# Exercise inputs
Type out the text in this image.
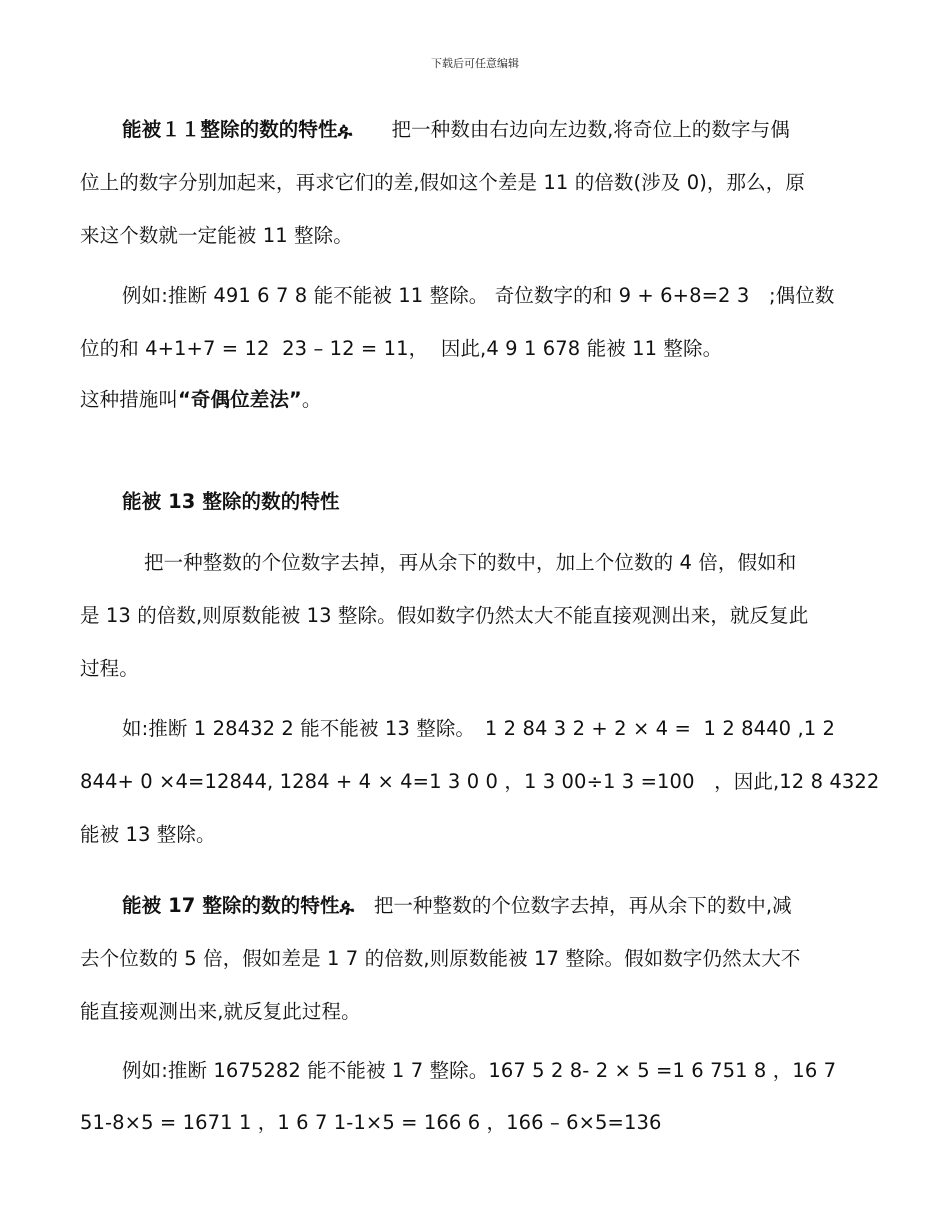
下载后可任意编辑
能被１１整除的数的特性ዹ　　把一种数由右边向左边数,将奇位上的数字与偶
位上的数字分别加起来，再求它们的差,假如这个差是 11 的倍数(涉及 0)，那么，原
来这个数就一定能被 11 整除。
例如:推断 491 6 7 8 能不能被 11 整除。 奇位数字的和 9 + 6+8=2 3　;偶位数
位的和 4+1+7 = 12  23 – 12 = 11，  因此,4 9 1 678 能被 11 整除。
这种措施叫“奇偶位差法”。
能被 13 整除的数的特性
把一种整数的个位数字去掉，再从余下的数中，加上个位数的 4 倍，假如和
是 13 的倍数,则原数能被 13 整除。假如数字仍然太大不能直接观测出来，就反复此
过程。
如:推断 1 28432 2 能不能被 13 整除。　1 2 84 3 2 + 2 × 4 =  1 2 8440 ,1 2
844+ 0 ×4=12844, 1284 + 4 × 4=1 3 0 0 ，1 3 00÷1 3 =100　，因此,12 8 4322
能被 13 整除。
能被 17 整除的数的特性ዹ　把一种整数的个位数字去掉，再从余下的数中,减
去个位数的 5 倍，假如差是 1 7 的倍数,则原数能被 17 整除。假如数字仍然太大不
能直接观测出来,就反复此过程。
例如:推断 1675282 能不能被 1 7 整除。167 5 2 8- 2 × 5 =1 6 751 8 ，16 7
51-8×5 = 1671 1 ，1 6 7 1-1×5 = 166 6 ，166 – 6×5=136
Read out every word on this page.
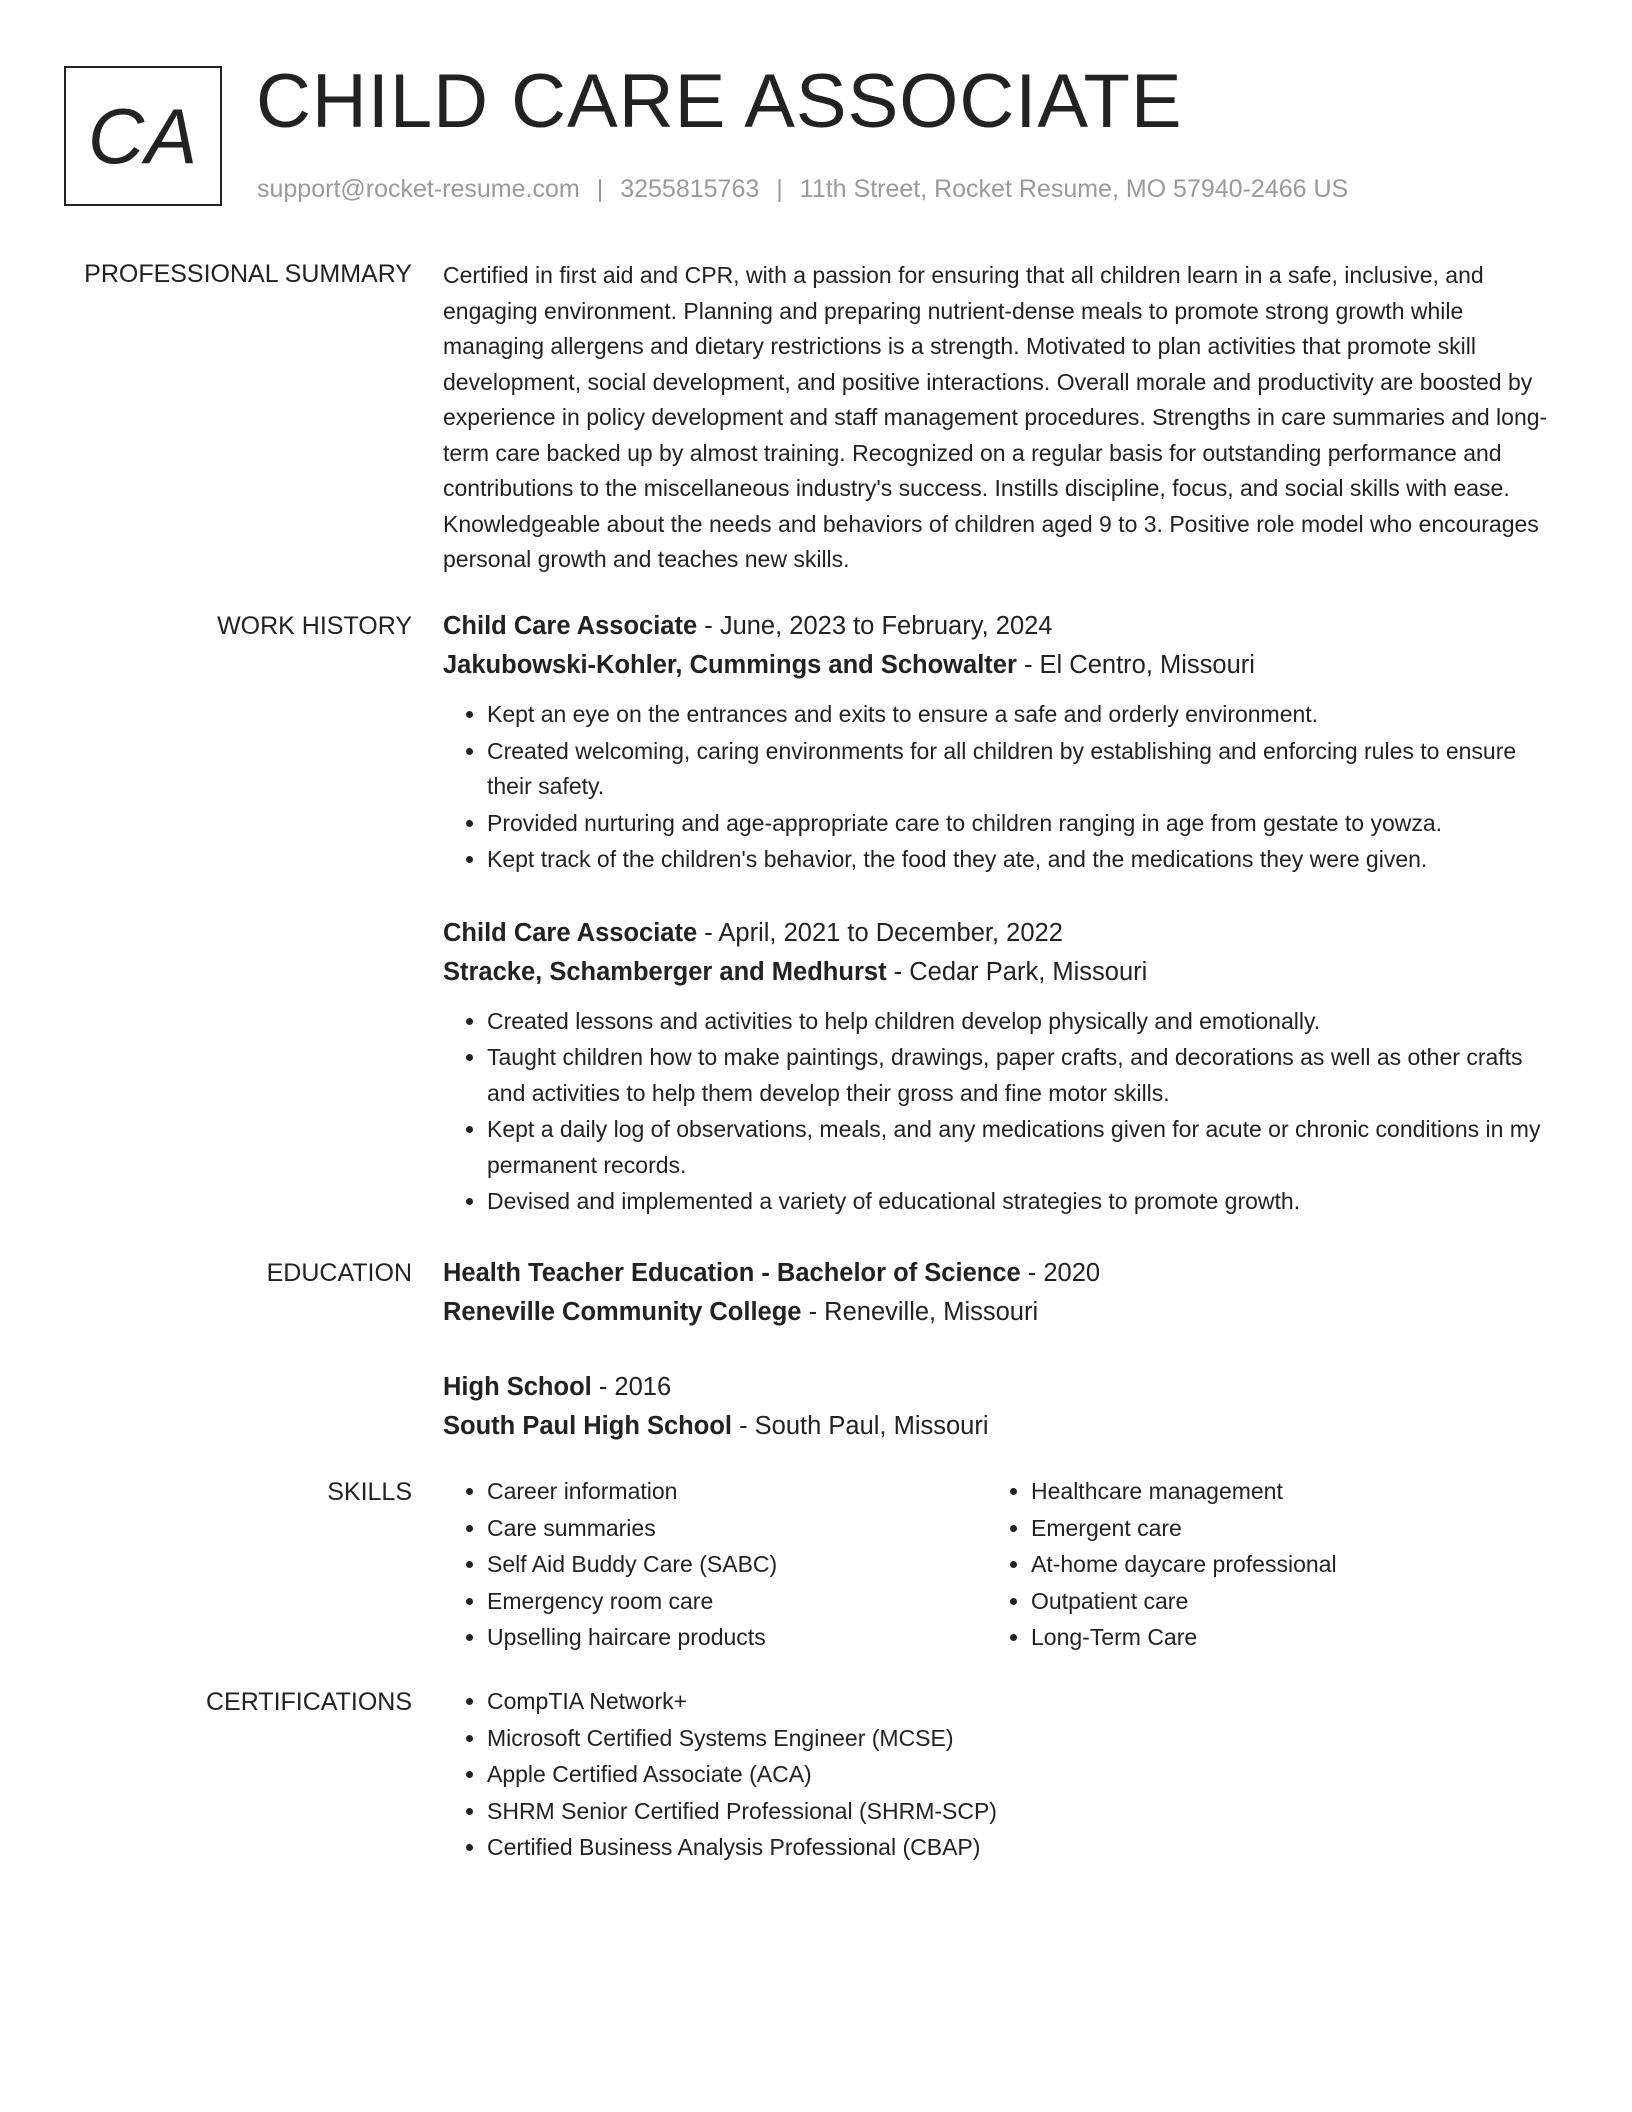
CA CHILD CARE ASSOCIATE
support@rocket-resume.com | 3255815763 | 11th Street, Rocket Resume, MO 57940-2466 US
PROFESSIONAL SUMMARY Certified in first aid and CPR, with a passion for ensuring that all children learn in a safe, inclusive, and engaging environment. Planning and preparing nutrient-dense meals to promote strong growth while managing allergens and dietary restrictions is a strength. Motivated to plan activities that promote skill development, social development, and positive interactions. Overall morale and productivity are boosted by experience in policy development and staff management procedures. Strengths in care summaries and long-term care backed up by almost training. Recognized on a regular basis for outstanding performance and contributions to the miscellaneous industry's success. Instills discipline, focus, and social skills with ease. Knowledgeable about the needs and behaviors of children aged 9 to 3. Positive role model who encourages personal growth and teaches new skills.

WORK HISTORY Child Care Associate - June, 2023 to February, 2024
Jakubowski-Kohler, Cummings and Schowalter - El Centro, Missouri
• Kept an eye on the entrances and exits to ensure a safe and orderly environment.
• Created welcoming, caring environments for all children by establishing and enforcing rules to ensure their safety.
• Provided nurturing and age-appropriate care to children ranging in age from gestate to yowza.
• Kept track of the children's behavior, the food they ate, and the medications they were given.
Child Care Associate - April, 2021 to December, 2022
Stracke, Schamberger and Medhurst - Cedar Park, Missouri
• Created lessons and activities to help children develop physically and emotionally.
• Taught children how to make paintings, drawings, paper crafts, and decorations as well as other crafts and activities to help them develop their gross and fine motor skills.
• Kept a daily log of observations, meals, and any medications given for acute or chronic conditions in my permanent records.
• Devised and implemented a variety of educational strategies to promote growth.
EDUCATION Health Teacher Education - Bachelor of Science - 2020
Reneville Community College - Reneville, Missouri
High School - 2016
South Paul High School - South Paul, Missouri
SKILLS	• Career information
• Care summaries
• Self Aid Buddy Care (SABC)
• Emergency room care
• Upselling haircare products
• Healthcare management
• Emergent care
• At-home daycare professional
• Outpatient care
• Long-Term Care
CERTIFICATIONS	• CompTIA Network+
• Microsoft Certified Systems Engineer (MCSE)
• Apple Certified Associate (ACA)
• SHRM Senior Certified Professional (SHRM-SCP)
• Certified Business Analysis Professional (CBAP)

# Work to be completed
Copy out the whole listing exactly, and don't carry over any pictures.

# Solution to this problem
Type out the text in this image.
下载后可任意编辑
能被１１整除的数的特性ዹ　　把一种数由右边向左边数,将奇位上的数字与偶
位上的数字分别加起来，再求它们的差,假如这个差是 11 的倍数(涉及 0)，那么，原
来这个数就一定能被 11 整除。
例如:推断 491 6 7 8 能不能被 11 整除。 奇位数字的和 9 + 6+8=2 3　;偶位数
位的和 4+1+7 = 12  23 – 12 = 11，  因此,4 9 1 678 能被 11 整除。
这种措施叫“奇偶位差法”。
能被 13 整除的数的特性
把一种整数的个位数字去掉，再从余下的数中，加上个位数的 4 倍，假如和
是 13 的倍数,则原数能被 13 整除。假如数字仍然太大不能直接观测出来，就反复此
过程。
如:推断 1 28432 2 能不能被 13 整除。　1 2 84 3 2 + 2 × 4 =  1 2 8440 ,1 2
844+ 0 ×4=12844, 1284 + 4 × 4=1 3 0 0 ，1 3 00÷1 3 =100　，因此,12 8 4322
能被 13 整除。
能被 17 整除的数的特性ዹ　把一种整数的个位数字去掉，再从余下的数中,减
去个位数的 5 倍，假如差是 1 7 的倍数,则原数能被 17 整除。假如数字仍然太大不
能直接观测出来,就反复此过程。
例如:推断 1675282 能不能被 1 7 整除。167 5 2 8- 2 × 5 =1 6 751 8 ，16 7
51-8×5 = 1671 1 ，1 6 7 1-1×5 = 166 6 ，166 – 6×5=136
Read out every word on this page.
CA CHILD CARE ASSOCIATE
support@rocket-resume.com | 3255815763 | 11th Street, Rocket Resume, MO 57940-2466 US
PROFESSIONAL SUMMARY Certified in first aid and CPR, with a passion for ensuring that all children learn in a safe, inclusive, and engaging environment. Planning and preparing nutrient-dense meals to promote strong growth while managing allergens and dietary restrictions is a strength. Motivated to plan activities that promote skill development, social development, and positive interactions. Overall morale and productivity are boosted by experience in policy development and staff management procedures. Strengths in care summaries and long-term care backed up by almost training. Recognized on a regular basis for outstanding performance and contributions to the miscellaneous industry's success. Instills discipline, focus, and social skills with ease. Knowledgeable about the needs and behaviors of children aged 9 to 3. Positive role model who encourages personal growth and teaches new skills.

WORK HISTORY Child Care Associate - June, 2023 to February, 2024
Jakubowski-Kohler, Cummings and Schowalter - El Centro, Missouri
• Kept an eye on the entrances and exits to ensure a safe and orderly environment.
• Created welcoming, caring environments for all children by establishing and enforcing rules to ensure their safety.
• Provided nurturing and age-appropriate care to children ranging in age from gestate to yowza.
• Kept track of the children's behavior, the food they ate, and the medications they were given.
Child Care Associate - April, 2021 to December, 2022
Stracke, Schamberger and Medhurst - Cedar Park, Missouri
• Created lessons and activities to help children develop physically and emotionally.
• Taught children how to make paintings, drawings, paper crafts, and decorations as well as other crafts and activities to help them develop their gross and fine motor skills.
• Kept a daily log of observations, meals, and any medications given for acute or chronic conditions in my permanent records.
• Devised and implemented a variety of educational strategies to promote growth.
EDUCATION Health Teacher Education - Bachelor of Science - 2020
Reneville Community College - Reneville, Missouri
High School - 2016
South Paul High School - South Paul, Missouri
SKILLS	• Career information
• Care summaries
• Self Aid Buddy Care (SABC)
• Emergency room care
• Upselling haircare products
• Healthcare management
• Emergent care
• At-home daycare professional
• Outpatient care
• Long-Term Care
CERTIFICATIONS	• CompTIA Network+
• Microsoft Certified Systems Engineer (MCSE)
• Apple Certified Associate (ACA)
• SHRM Senior Certified Professional (SHRM-SCP)
• Certified Business Analysis Professional (CBAP)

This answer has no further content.